:: SUPPLIED RECORDS ::

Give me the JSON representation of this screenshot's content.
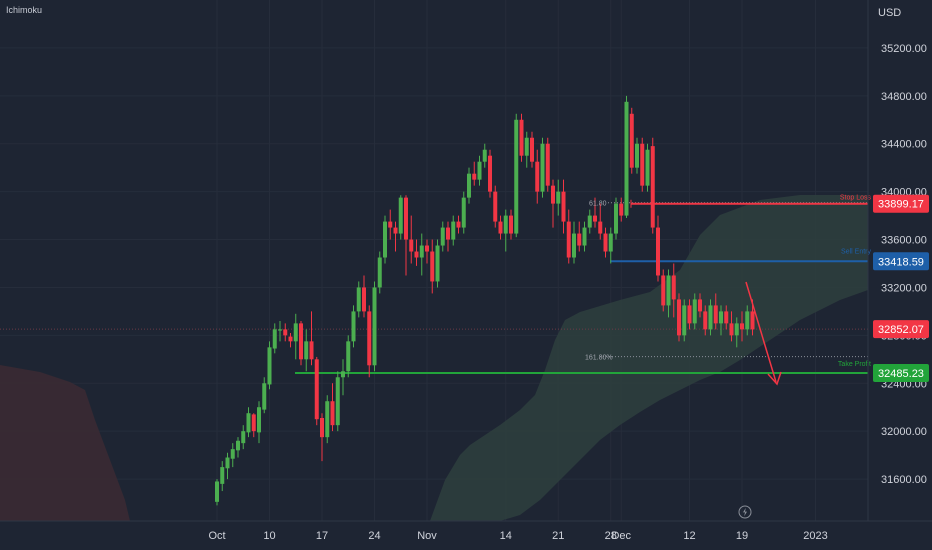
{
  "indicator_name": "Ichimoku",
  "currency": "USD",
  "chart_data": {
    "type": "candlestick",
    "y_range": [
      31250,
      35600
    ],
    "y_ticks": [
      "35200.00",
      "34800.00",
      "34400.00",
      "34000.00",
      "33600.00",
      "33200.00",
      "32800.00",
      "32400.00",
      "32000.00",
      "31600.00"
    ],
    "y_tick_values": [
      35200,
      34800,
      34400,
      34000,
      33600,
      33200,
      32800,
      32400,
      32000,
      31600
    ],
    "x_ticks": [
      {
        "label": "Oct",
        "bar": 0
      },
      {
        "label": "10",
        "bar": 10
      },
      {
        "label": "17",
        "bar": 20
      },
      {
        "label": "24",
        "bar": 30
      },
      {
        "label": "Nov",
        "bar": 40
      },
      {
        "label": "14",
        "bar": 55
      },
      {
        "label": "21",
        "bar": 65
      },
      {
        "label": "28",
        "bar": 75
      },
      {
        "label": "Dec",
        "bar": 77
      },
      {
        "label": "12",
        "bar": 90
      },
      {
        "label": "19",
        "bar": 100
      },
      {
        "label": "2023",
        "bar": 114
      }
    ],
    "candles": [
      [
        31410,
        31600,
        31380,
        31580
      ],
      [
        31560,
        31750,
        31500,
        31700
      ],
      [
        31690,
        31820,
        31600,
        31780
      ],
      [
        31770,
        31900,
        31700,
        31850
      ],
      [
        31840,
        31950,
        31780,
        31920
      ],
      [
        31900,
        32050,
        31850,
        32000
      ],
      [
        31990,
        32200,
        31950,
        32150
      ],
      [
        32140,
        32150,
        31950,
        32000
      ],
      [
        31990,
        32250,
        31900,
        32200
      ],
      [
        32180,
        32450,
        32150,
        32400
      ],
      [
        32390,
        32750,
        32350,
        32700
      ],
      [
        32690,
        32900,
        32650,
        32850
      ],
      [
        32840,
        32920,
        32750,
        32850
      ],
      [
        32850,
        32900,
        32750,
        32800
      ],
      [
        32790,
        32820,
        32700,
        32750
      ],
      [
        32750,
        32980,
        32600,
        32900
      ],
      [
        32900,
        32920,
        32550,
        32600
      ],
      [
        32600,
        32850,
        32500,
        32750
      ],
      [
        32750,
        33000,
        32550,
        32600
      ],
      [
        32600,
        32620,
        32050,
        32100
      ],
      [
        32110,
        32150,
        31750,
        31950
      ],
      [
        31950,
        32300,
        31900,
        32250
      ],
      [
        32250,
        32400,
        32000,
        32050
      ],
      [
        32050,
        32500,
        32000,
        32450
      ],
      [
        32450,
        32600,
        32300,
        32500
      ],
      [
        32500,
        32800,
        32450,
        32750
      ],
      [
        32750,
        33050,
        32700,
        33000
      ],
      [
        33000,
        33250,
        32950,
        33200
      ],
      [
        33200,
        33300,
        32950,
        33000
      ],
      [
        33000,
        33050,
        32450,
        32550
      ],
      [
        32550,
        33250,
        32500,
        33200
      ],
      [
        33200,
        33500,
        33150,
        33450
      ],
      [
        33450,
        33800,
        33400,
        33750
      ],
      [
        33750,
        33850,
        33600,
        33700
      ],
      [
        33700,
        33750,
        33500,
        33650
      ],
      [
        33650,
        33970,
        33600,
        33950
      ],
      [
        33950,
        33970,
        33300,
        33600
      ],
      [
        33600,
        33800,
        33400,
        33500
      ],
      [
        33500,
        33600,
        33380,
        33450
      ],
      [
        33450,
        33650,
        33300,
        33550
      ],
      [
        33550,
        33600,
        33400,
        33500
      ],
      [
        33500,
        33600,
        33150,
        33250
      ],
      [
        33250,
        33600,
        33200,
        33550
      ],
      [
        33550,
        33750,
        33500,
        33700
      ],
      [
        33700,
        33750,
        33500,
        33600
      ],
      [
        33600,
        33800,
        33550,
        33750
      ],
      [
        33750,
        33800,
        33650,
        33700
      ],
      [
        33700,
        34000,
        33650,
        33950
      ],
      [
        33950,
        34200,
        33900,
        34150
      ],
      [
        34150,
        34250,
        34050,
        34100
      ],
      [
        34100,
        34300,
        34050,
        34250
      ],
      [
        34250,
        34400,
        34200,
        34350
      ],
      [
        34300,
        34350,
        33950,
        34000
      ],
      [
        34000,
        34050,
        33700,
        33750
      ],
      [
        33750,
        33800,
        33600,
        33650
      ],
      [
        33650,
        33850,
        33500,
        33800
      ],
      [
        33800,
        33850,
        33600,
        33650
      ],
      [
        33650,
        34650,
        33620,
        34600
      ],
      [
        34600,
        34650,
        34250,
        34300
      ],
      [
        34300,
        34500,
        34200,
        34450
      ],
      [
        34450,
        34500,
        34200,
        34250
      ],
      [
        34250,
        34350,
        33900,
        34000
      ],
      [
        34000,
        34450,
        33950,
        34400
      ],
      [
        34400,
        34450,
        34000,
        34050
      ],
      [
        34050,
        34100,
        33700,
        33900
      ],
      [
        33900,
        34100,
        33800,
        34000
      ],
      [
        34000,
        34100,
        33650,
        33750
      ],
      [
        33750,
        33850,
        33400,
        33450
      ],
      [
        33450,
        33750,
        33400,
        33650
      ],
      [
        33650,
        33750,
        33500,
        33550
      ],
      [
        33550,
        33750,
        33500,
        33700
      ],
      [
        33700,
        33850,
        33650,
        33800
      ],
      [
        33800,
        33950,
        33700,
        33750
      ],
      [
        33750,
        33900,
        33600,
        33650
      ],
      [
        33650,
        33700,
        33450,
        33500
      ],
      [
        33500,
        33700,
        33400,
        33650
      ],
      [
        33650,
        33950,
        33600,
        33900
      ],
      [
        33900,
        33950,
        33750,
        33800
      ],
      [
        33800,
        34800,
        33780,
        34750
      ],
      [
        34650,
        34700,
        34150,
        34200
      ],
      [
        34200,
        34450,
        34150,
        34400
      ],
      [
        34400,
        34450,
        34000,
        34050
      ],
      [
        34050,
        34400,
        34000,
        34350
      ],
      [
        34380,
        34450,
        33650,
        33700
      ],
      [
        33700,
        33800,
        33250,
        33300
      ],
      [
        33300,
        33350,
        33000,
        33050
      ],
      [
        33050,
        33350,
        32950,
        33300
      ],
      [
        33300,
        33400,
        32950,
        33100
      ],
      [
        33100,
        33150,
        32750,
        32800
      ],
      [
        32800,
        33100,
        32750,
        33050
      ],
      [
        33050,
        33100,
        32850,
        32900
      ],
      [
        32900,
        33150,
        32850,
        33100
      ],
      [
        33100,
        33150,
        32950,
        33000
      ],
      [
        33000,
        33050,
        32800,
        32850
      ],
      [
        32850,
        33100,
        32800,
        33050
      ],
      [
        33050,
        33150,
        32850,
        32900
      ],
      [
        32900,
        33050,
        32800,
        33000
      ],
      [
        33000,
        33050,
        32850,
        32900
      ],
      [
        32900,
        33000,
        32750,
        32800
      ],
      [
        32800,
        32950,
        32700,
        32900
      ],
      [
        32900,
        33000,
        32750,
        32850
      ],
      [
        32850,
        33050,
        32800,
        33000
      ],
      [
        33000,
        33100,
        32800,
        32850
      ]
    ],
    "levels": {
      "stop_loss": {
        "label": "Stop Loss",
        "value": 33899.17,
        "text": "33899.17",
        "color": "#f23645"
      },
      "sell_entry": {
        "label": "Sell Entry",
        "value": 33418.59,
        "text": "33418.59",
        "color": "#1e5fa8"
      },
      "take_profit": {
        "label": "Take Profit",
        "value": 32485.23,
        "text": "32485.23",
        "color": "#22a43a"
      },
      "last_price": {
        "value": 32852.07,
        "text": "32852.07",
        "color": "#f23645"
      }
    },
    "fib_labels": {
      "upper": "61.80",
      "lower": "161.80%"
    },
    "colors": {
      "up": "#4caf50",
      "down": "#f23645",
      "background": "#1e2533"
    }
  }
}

:::

WRITTEN INSTRUCTION: Say, as a number only, how many lines of the data contain "text".

EXERCISE SOLUTION: 4